— BEGIN THE RECORDS —
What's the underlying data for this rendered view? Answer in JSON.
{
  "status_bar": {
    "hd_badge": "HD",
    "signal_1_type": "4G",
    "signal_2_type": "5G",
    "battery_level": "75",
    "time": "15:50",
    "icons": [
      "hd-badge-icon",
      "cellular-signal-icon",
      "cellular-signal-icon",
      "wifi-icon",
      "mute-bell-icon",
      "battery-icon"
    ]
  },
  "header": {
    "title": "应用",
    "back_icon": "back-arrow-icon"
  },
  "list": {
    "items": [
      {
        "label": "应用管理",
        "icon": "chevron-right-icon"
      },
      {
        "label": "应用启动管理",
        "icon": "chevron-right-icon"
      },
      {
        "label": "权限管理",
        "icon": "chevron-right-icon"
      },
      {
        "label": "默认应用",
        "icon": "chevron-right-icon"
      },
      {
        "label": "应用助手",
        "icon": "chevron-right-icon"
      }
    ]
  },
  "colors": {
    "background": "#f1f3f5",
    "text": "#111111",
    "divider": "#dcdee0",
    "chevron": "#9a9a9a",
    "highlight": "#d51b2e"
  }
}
— END THE RECORDS —
Every entry above needs to be quoted exactly.

What's the underlying data for this rendered view? Answer in JSON.
{
  "status_bar": {
    "hd_badge": "HD",
    "signal_1_type": "4G",
    "signal_2_type": "5G",
    "battery_level": "75",
    "time": "15:50",
    "icons": [
      "hd-badge-icon",
      "cellular-signal-icon",
      "cellular-signal-icon",
      "wifi-icon",
      "mute-bell-icon",
      "battery-icon"
    ]
  },
  "header": {
    "title": "应用",
    "back_icon": "back-arrow-icon"
  },
  "list": {
    "items": [
      {
        "label": "应用管理",
        "icon": "chevron-right-icon"
      },
      {
        "label": "应用启动管理",
        "icon": "chevron-right-icon"
      },
      {
        "label": "权限管理",
        "icon": "chevron-right-icon"
      },
      {
        "label": "默认应用",
        "icon": "chevron-right-icon"
      },
      {
        "label": "应用助手",
        "icon": "chevron-right-icon"
      }
    ]
  },
  "colors": {
    "background": "#f1f3f5",
    "text": "#111111",
    "divider": "#dcdee0",
    "chevron": "#9a9a9a",
    "highlight": "#d51b2e"
  }
}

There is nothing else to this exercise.